AIM OF THE EXERCISE:
Could you output each line of the data that follows exactly?

====

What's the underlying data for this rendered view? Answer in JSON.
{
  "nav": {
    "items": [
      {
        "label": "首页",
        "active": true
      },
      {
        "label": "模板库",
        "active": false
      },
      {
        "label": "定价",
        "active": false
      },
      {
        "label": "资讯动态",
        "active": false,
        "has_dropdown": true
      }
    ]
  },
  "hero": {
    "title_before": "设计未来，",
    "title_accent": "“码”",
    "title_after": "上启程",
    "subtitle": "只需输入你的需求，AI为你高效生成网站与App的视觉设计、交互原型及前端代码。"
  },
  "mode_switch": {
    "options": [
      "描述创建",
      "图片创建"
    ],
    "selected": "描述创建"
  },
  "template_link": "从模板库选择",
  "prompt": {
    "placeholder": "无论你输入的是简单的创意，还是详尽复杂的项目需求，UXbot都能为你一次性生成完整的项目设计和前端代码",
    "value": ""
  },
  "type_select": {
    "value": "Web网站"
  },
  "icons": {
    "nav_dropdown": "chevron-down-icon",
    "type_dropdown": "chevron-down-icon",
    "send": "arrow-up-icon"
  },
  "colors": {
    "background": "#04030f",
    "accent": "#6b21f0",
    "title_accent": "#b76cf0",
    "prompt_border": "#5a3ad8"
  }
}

====

ANSWER TO THE PROBLEM:
What's the underlying data for this rendered view? Answer in JSON.
{
  "nav": {
    "items": [
      {
        "label": "首页",
        "active": true
      },
      {
        "label": "模板库",
        "active": false
      },
      {
        "label": "定价",
        "active": false
      },
      {
        "label": "资讯动态",
        "active": false,
        "has_dropdown": true
      }
    ]
  },
  "hero": {
    "title_before": "设计未来，",
    "title_accent": "“码”",
    "title_after": "上启程",
    "subtitle": "只需输入你的需求，AI为你高效生成网站与App的视觉设计、交互原型及前端代码。"
  },
  "mode_switch": {
    "options": [
      "描述创建",
      "图片创建"
    ],
    "selected": "描述创建"
  },
  "template_link": "从模板库选择",
  "prompt": {
    "placeholder": "无论你输入的是简单的创意，还是详尽复杂的项目需求，UXbot都能为你一次性生成完整的项目设计和前端代码",
    "value": ""
  },
  "type_select": {
    "value": "Web网站"
  },
  "icons": {
    "nav_dropdown": "chevron-down-icon",
    "type_dropdown": "chevron-down-icon",
    "send": "arrow-up-icon"
  },
  "colors": {
    "background": "#04030f",
    "accent": "#6b21f0",
    "title_accent": "#b76cf0",
    "prompt_border": "#5a3ad8"
  }
}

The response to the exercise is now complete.